(begin)

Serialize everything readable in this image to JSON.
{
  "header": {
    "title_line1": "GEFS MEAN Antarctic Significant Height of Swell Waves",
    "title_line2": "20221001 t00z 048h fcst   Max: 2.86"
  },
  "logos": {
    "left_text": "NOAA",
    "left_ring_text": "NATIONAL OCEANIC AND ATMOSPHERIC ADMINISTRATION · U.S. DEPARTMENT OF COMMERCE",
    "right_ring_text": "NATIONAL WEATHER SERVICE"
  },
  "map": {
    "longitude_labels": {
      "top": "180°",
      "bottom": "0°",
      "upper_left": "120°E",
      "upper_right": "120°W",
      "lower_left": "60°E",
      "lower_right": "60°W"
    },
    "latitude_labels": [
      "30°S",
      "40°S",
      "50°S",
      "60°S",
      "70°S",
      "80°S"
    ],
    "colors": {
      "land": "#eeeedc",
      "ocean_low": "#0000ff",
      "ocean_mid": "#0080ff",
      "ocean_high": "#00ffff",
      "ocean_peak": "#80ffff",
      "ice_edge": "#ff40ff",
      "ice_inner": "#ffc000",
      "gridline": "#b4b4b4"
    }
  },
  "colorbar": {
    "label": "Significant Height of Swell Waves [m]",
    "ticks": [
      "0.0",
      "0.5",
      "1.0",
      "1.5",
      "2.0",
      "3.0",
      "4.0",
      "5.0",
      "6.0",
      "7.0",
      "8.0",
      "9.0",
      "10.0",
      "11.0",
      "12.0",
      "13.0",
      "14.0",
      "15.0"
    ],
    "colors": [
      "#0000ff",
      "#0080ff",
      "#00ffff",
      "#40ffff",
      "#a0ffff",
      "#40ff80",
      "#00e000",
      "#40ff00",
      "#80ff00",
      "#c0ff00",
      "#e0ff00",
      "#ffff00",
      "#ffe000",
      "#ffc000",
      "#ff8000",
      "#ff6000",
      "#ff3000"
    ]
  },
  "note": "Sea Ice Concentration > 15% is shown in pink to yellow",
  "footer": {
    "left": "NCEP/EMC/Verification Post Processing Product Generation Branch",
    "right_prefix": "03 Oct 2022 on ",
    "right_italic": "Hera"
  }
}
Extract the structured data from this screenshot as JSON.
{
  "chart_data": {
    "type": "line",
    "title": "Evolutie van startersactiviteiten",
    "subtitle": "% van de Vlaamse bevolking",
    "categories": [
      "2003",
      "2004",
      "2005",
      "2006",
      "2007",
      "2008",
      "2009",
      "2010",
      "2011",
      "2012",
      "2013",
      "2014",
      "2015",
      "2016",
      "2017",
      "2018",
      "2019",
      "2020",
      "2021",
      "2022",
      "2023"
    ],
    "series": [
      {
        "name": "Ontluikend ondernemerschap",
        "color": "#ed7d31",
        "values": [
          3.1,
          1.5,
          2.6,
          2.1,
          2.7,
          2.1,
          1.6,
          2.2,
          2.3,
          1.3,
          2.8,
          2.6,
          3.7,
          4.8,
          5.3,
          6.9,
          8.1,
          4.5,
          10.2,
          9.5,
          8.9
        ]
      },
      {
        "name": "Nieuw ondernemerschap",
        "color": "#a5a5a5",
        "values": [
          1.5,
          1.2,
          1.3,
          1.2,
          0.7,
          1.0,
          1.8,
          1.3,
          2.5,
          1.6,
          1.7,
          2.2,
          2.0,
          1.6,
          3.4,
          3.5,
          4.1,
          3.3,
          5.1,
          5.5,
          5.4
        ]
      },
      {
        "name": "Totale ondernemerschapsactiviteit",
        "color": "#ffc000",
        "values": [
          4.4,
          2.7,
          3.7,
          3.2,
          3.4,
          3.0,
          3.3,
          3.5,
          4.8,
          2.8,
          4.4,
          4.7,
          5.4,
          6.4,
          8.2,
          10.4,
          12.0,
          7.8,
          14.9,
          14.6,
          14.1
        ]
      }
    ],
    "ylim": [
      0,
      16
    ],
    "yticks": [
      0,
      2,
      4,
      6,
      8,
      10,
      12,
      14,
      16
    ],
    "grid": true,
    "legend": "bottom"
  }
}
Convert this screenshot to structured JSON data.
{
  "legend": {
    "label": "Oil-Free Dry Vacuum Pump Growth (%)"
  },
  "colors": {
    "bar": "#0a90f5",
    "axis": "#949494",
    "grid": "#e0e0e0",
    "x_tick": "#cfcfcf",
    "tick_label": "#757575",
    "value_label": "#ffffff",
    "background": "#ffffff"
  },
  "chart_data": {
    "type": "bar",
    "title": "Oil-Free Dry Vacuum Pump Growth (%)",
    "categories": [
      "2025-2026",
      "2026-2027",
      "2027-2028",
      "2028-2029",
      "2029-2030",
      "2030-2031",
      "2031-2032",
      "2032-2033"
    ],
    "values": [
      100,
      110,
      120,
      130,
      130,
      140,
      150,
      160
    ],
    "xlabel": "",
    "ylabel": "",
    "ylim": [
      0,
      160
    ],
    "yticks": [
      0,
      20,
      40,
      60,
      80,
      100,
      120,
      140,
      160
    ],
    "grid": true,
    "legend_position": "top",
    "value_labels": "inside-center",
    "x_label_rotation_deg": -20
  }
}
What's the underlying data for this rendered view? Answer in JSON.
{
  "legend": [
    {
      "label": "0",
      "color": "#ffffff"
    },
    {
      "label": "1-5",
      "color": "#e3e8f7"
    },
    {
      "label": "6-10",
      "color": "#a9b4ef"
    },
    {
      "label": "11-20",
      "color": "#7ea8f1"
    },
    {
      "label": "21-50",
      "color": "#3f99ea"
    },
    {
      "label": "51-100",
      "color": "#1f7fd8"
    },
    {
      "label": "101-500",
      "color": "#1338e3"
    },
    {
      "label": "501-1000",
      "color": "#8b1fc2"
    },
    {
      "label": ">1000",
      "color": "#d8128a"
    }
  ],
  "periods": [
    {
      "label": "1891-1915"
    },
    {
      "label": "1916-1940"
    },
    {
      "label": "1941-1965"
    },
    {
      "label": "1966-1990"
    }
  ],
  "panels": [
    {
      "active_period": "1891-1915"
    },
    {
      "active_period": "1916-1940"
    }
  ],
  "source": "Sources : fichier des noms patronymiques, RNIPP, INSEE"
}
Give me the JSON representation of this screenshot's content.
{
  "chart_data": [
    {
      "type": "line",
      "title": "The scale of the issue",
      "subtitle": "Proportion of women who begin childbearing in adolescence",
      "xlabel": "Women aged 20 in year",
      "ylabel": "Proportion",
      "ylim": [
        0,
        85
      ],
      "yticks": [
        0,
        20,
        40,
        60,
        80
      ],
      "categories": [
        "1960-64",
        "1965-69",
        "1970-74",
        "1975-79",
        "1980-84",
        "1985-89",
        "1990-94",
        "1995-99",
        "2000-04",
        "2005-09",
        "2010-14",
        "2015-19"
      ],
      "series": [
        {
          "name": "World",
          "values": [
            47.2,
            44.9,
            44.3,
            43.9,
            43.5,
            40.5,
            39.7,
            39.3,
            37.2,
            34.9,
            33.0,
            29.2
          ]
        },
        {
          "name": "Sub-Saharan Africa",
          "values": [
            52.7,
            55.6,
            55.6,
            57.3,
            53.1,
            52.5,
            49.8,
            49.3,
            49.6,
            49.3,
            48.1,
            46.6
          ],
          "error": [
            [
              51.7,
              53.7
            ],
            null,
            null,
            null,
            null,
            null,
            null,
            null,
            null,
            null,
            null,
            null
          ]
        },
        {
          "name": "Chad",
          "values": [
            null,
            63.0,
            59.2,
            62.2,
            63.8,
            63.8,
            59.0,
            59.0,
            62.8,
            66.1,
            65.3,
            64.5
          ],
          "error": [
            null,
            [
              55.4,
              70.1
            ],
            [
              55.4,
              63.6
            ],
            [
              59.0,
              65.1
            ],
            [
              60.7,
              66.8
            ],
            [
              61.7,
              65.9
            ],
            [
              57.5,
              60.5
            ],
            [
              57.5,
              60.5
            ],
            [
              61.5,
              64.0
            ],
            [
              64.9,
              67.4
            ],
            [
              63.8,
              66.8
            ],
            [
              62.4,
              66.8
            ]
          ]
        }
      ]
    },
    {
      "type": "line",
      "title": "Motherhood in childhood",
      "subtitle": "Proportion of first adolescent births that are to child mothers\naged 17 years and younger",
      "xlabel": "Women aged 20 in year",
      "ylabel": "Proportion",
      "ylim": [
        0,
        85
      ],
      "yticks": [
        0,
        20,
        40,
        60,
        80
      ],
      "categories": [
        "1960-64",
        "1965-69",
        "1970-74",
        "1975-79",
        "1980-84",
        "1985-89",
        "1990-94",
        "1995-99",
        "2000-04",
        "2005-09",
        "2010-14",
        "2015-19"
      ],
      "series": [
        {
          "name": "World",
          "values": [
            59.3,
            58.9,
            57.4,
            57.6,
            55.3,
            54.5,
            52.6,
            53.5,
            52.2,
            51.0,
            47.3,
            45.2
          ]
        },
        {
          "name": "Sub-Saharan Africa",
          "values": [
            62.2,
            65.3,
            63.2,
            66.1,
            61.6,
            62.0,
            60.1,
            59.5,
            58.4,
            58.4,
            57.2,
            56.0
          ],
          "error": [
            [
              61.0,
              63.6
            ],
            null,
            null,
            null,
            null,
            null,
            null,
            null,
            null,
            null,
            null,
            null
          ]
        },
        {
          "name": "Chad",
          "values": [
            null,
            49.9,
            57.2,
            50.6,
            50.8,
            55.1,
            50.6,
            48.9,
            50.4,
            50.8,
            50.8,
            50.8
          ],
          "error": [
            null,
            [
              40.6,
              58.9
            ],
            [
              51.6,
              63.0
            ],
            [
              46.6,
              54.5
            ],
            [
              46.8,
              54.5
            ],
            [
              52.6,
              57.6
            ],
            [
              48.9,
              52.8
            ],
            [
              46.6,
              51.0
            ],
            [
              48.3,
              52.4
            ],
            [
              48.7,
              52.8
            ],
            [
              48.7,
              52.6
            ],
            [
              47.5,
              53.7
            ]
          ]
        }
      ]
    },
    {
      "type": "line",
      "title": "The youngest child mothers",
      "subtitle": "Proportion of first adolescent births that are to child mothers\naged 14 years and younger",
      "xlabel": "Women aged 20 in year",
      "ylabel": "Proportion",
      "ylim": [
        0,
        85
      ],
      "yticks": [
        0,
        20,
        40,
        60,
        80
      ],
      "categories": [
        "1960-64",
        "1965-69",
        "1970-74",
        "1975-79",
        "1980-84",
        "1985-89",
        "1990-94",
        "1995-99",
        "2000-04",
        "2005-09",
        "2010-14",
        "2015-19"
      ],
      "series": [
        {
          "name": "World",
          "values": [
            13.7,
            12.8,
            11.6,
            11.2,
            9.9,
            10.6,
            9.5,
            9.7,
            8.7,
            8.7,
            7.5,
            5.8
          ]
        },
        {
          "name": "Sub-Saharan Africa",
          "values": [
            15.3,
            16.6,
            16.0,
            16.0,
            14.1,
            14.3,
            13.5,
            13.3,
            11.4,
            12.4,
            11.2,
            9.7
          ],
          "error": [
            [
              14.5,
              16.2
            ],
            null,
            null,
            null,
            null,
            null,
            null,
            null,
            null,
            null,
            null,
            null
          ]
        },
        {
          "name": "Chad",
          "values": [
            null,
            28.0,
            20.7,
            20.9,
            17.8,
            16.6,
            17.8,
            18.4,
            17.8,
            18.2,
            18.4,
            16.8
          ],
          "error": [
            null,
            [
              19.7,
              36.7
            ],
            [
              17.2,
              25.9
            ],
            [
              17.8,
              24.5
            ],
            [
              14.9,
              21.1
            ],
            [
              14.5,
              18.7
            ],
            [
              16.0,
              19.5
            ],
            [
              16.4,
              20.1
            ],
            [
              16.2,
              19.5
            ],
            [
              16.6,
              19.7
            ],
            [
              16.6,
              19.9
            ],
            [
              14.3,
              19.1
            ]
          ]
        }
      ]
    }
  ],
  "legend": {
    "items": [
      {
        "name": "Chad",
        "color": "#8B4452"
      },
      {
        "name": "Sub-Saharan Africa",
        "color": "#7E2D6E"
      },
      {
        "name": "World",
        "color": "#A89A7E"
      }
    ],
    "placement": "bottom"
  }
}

(end)

--- Problem description ---
Report how many lines of the listing above include the word "NATIONAL". Say nothing but the number.

--- Answer to the exercise ---
2